*Work to be completed*: From the entries that follow, gather each line holding the word "this".
___ Data records ___
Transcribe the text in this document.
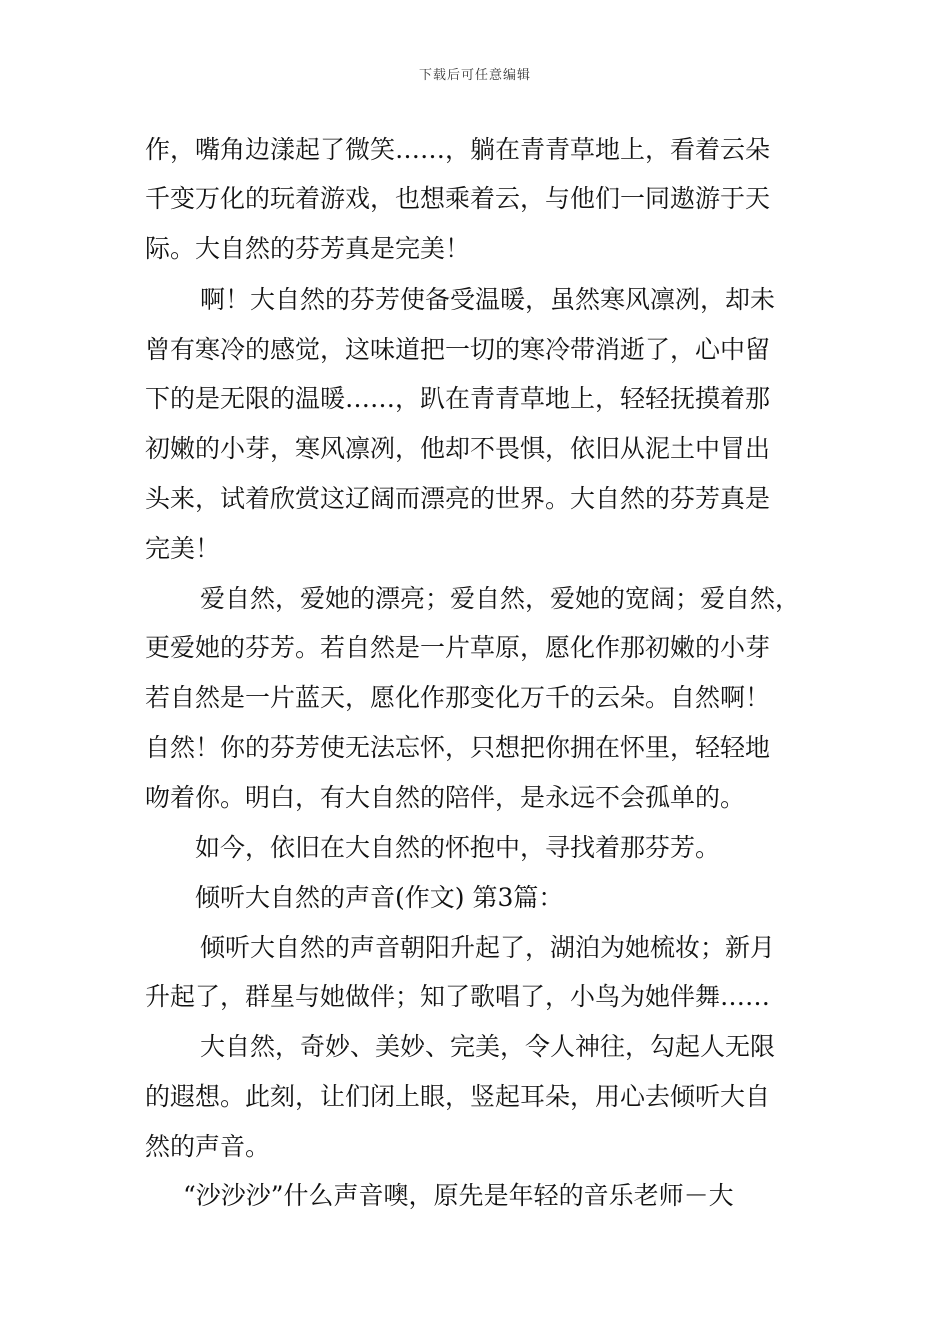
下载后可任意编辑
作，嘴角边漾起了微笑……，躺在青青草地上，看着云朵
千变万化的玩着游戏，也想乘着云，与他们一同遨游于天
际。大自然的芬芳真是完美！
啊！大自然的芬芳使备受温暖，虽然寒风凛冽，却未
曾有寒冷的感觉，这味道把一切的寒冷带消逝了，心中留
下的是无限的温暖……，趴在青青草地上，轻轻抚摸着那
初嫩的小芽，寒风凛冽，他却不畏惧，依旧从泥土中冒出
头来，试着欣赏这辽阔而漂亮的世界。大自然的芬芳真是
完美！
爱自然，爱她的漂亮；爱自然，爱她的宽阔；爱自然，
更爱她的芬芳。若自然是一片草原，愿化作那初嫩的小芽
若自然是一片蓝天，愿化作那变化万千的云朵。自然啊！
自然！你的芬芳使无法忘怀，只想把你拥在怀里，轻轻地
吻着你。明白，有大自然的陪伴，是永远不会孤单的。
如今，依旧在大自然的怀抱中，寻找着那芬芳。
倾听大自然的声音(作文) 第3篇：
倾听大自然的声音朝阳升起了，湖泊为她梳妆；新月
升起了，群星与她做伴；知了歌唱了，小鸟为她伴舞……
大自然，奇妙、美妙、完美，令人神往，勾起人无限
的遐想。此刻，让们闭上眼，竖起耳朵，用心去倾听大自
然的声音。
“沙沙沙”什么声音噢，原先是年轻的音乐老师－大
___
___ Data records ___
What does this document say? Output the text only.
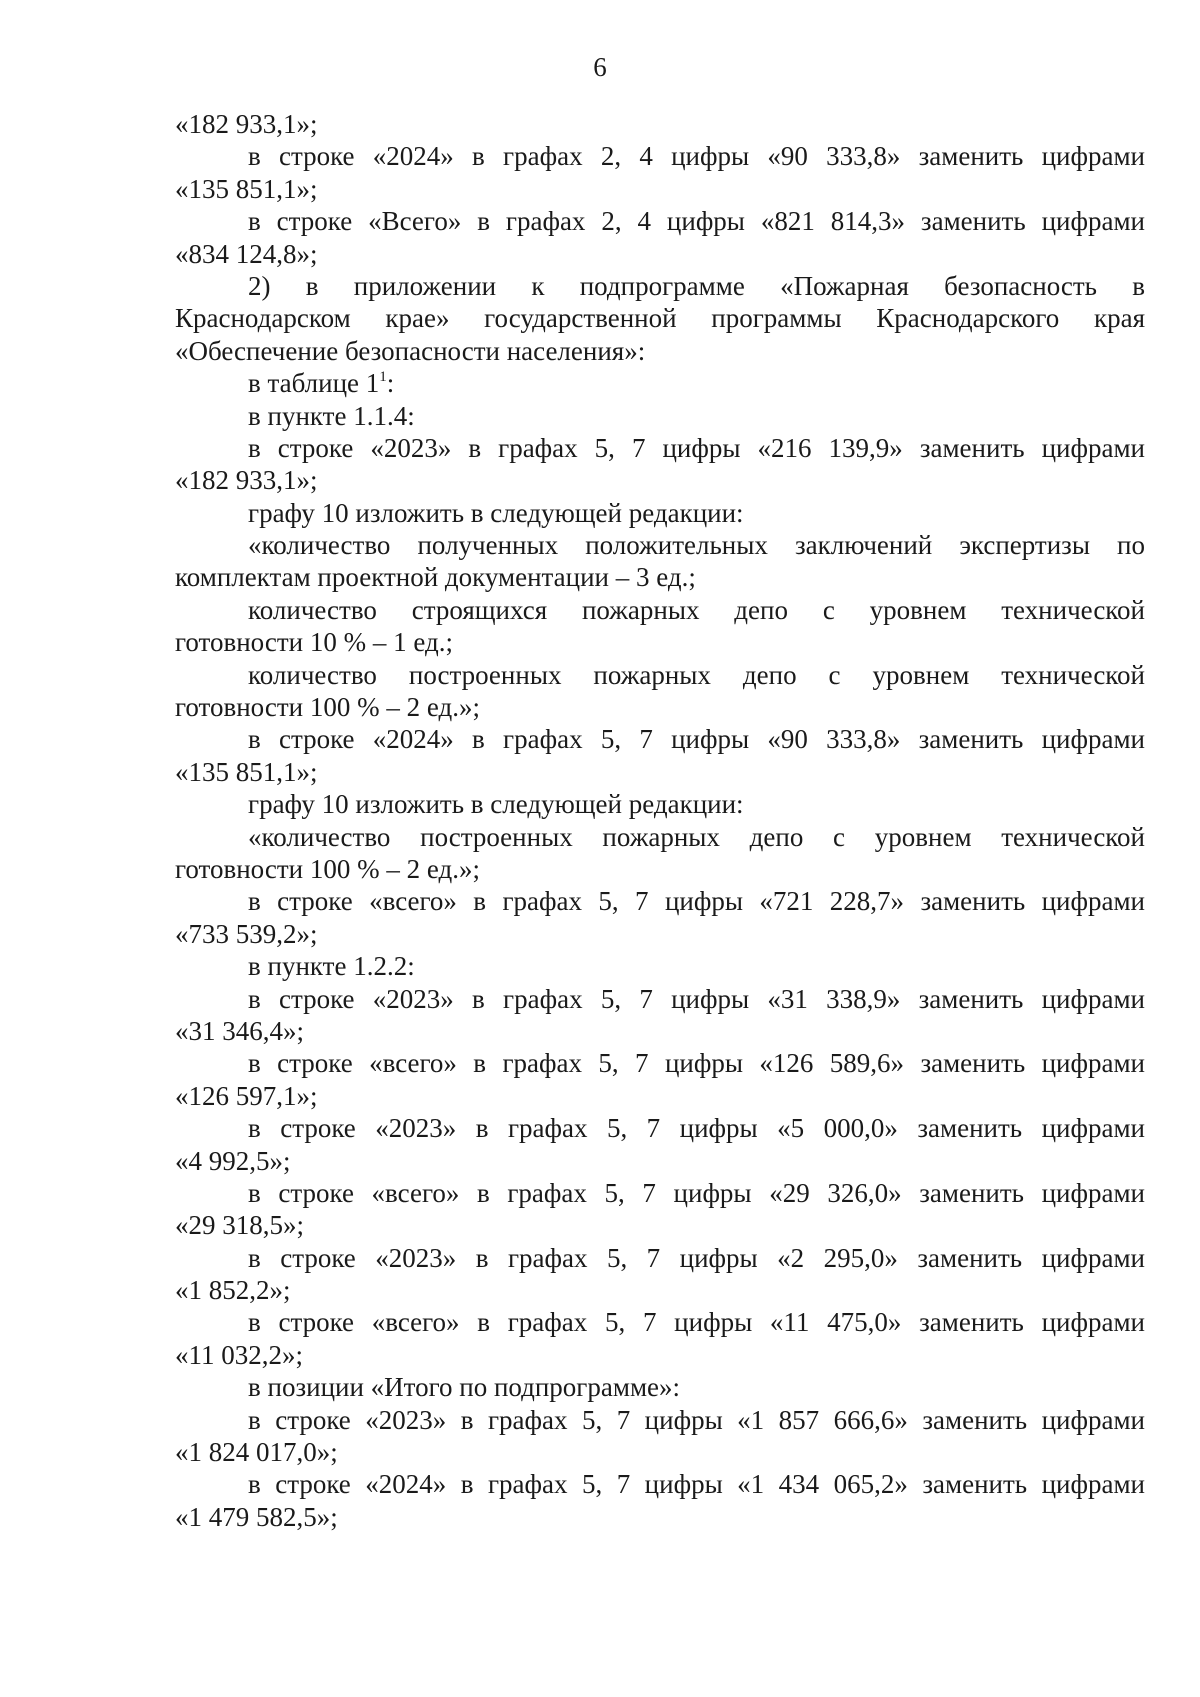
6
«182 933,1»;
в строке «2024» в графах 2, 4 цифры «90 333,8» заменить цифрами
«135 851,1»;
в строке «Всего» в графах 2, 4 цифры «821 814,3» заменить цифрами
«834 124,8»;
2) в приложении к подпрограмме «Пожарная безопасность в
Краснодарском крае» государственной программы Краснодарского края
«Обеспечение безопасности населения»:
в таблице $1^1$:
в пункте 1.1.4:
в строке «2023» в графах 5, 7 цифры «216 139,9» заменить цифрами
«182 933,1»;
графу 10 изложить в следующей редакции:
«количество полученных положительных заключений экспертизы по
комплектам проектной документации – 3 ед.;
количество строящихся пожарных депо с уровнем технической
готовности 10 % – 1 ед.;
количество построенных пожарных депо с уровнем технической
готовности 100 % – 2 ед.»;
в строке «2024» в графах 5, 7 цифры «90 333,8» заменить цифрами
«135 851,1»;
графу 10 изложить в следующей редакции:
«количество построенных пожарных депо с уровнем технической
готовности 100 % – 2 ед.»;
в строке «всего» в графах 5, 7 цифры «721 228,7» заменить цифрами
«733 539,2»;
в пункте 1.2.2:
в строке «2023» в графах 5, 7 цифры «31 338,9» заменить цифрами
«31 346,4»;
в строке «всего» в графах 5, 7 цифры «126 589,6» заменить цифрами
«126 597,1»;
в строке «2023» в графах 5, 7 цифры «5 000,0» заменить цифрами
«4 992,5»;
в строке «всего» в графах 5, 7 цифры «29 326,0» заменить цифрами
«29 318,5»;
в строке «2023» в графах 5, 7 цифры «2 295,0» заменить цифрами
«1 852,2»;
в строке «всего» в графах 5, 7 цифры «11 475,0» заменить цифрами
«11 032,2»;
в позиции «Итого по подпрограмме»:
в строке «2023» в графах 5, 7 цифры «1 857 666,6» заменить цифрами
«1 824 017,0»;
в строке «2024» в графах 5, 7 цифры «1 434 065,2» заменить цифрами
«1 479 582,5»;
___
___ Data records ___
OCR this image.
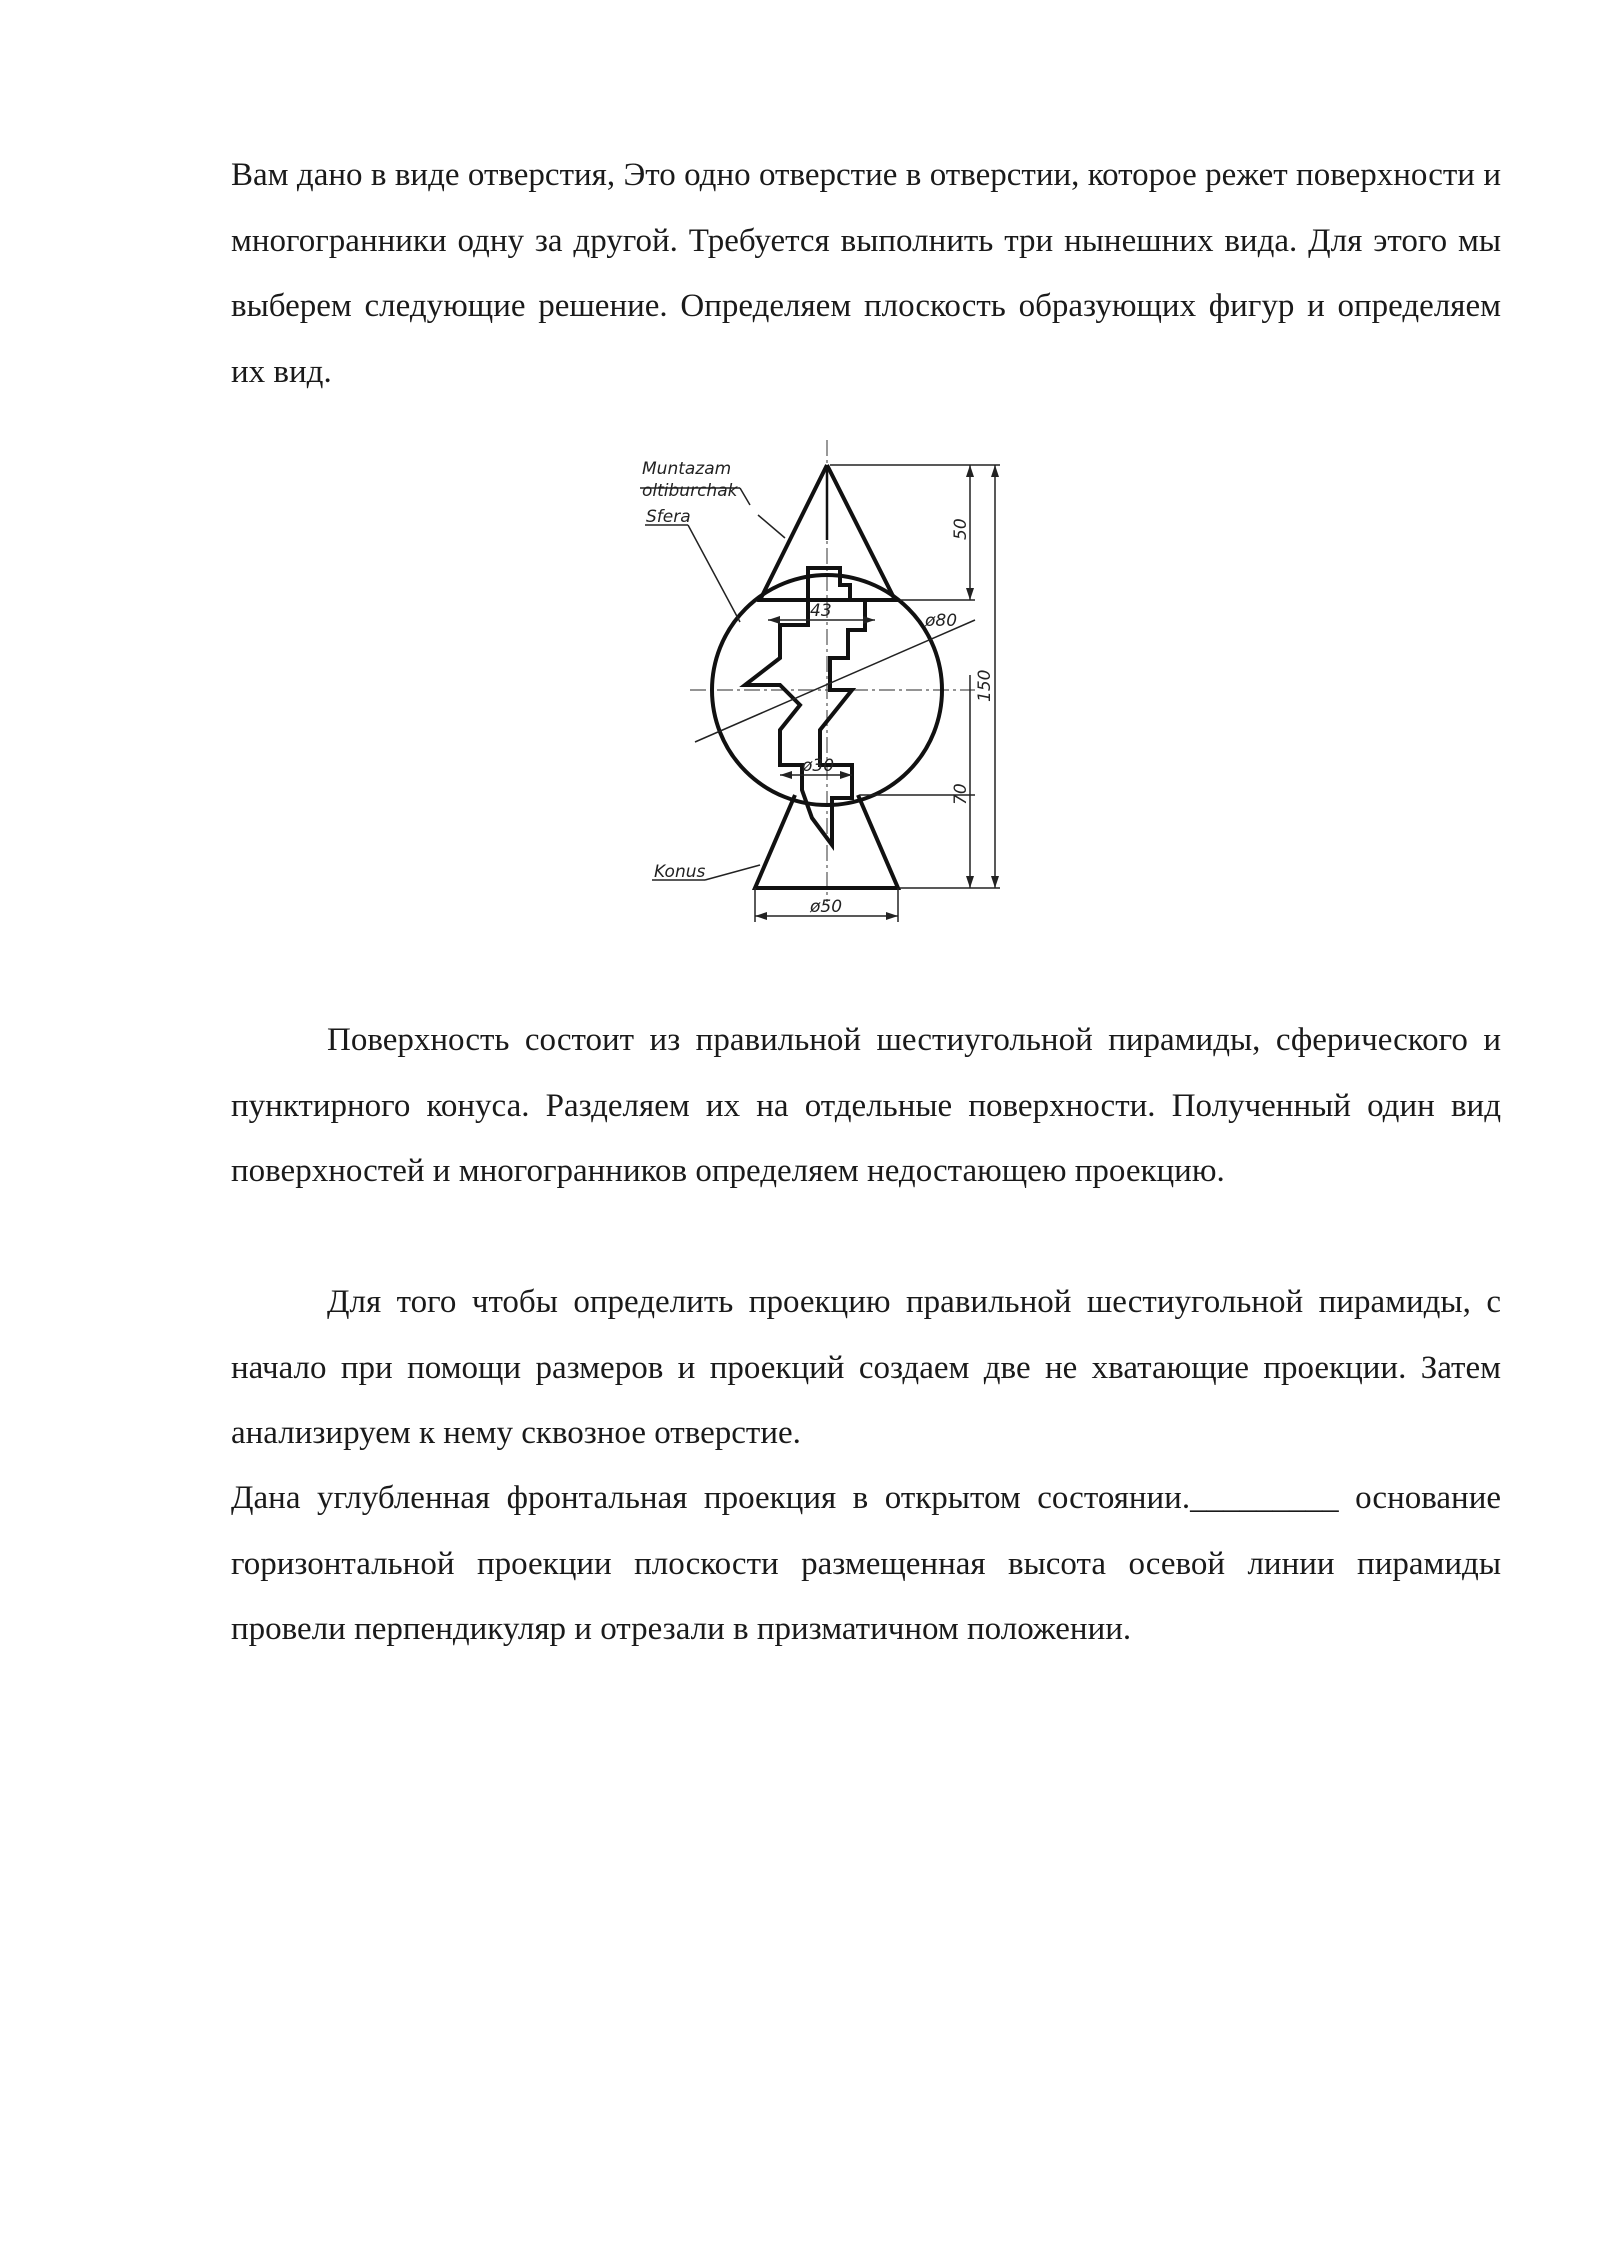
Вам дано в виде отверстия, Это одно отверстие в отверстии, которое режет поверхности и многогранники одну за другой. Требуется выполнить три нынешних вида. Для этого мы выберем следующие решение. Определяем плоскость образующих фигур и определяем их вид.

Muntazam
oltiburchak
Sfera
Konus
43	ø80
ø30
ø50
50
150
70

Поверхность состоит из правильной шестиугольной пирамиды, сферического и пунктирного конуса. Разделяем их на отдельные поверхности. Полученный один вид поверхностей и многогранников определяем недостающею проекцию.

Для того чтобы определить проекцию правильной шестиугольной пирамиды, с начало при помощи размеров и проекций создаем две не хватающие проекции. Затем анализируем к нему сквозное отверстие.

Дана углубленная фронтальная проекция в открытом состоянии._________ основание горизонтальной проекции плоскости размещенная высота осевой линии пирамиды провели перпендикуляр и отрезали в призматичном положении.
___
*Exercise solution*:
Transcribe the text in this document.
What does this document say? Output the text only.
OCR this image.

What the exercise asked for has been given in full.